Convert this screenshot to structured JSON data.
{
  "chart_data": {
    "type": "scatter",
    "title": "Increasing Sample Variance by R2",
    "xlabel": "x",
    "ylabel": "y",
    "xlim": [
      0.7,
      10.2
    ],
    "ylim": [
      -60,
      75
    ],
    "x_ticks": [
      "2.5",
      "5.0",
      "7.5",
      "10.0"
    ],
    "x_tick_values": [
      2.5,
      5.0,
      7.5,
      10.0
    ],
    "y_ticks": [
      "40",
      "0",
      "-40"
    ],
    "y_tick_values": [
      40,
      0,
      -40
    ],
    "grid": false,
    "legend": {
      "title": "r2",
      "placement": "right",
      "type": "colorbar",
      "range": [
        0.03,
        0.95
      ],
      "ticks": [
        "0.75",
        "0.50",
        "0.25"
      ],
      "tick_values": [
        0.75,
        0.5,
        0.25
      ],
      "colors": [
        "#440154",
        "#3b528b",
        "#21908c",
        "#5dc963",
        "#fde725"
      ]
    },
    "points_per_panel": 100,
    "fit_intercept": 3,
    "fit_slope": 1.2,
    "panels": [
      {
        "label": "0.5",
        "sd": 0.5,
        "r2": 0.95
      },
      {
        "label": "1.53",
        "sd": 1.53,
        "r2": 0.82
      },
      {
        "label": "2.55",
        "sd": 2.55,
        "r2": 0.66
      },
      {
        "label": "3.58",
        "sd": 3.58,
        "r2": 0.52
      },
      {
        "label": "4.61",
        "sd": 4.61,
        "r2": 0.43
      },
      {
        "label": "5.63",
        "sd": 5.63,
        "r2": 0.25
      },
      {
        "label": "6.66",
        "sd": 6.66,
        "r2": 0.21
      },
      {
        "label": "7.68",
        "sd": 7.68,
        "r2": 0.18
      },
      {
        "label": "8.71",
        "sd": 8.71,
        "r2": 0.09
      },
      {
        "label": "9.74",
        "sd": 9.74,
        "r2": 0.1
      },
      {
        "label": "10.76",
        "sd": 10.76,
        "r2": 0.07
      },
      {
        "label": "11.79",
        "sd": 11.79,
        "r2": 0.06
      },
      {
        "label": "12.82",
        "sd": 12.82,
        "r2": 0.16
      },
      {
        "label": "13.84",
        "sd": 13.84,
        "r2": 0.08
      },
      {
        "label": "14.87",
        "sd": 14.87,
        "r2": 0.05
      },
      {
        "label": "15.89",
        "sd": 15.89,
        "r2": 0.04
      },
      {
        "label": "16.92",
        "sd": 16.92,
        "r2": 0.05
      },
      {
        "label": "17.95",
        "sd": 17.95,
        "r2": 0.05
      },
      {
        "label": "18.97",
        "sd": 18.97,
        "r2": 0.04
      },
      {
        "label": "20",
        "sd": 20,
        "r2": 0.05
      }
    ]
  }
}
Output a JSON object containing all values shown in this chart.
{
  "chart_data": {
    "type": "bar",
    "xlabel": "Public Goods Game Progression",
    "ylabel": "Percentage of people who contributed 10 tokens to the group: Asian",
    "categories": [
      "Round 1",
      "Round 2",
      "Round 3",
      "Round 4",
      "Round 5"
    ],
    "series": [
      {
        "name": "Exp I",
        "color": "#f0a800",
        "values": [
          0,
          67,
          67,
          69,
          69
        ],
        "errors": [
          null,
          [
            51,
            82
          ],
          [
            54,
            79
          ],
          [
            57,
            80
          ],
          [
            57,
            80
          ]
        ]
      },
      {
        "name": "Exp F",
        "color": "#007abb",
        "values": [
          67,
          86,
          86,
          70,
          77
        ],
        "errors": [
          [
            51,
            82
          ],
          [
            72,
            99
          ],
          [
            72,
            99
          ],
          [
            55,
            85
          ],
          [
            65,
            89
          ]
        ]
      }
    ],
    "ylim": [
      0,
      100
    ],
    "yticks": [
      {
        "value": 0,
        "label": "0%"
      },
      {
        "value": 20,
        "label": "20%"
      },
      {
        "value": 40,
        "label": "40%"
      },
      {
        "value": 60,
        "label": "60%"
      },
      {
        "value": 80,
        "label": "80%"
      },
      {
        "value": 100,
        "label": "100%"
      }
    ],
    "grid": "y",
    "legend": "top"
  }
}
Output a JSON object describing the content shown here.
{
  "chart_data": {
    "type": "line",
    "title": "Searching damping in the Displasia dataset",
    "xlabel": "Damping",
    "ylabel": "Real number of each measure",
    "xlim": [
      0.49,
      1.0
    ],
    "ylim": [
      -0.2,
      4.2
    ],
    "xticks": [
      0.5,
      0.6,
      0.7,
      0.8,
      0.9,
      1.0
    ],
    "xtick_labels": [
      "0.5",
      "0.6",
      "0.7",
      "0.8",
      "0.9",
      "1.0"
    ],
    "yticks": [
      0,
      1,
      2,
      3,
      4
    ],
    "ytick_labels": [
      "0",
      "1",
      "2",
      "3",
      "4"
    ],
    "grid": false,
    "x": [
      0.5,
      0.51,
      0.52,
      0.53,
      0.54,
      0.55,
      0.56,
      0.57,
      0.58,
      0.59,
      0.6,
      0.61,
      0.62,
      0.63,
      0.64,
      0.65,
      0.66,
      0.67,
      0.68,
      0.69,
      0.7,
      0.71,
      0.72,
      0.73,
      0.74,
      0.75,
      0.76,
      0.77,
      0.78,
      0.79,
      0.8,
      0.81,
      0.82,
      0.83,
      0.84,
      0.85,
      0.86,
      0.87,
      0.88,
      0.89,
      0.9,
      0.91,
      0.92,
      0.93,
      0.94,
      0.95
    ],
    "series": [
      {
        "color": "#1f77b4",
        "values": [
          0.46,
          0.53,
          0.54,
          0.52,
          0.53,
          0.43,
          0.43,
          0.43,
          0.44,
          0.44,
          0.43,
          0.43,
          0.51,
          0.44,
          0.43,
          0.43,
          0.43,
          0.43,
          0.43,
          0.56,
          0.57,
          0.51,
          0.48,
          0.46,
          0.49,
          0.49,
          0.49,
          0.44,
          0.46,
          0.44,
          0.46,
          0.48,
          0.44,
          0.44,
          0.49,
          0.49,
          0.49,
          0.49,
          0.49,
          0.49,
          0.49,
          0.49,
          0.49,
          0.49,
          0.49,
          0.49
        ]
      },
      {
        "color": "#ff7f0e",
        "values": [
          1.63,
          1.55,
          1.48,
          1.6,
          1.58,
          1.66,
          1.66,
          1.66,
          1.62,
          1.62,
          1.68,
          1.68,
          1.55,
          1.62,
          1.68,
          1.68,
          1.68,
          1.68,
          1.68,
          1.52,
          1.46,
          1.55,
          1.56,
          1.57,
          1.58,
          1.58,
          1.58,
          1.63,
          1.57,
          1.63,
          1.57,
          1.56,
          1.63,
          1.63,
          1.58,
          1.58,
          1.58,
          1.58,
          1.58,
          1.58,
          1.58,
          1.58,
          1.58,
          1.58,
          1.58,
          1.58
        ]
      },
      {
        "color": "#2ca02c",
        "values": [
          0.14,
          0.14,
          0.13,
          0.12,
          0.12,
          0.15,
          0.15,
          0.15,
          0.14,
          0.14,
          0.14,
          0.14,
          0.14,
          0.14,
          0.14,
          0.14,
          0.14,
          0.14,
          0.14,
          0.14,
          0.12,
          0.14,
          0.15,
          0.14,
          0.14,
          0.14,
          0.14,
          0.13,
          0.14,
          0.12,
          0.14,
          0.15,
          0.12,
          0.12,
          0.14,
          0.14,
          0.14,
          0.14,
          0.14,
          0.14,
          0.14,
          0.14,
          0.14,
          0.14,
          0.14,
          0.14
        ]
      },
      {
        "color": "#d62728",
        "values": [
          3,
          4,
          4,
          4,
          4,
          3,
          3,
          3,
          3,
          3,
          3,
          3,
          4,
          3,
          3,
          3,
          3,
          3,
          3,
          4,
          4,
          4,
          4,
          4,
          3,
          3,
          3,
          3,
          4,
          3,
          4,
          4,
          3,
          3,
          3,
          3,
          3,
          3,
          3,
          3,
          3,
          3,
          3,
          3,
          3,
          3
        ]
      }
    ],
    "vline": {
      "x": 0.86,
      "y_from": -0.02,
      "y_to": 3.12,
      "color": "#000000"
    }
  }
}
# # # # #
| TASK GOAL |
Look through the entries and find each line that has the string "JSON". Copy those lines.

| WRITTEN ANSWER |
Convert this screenshot to structured JSON data.
Output a JSON object containing all values shown in this chart.
Output a JSON object describing the content shown here.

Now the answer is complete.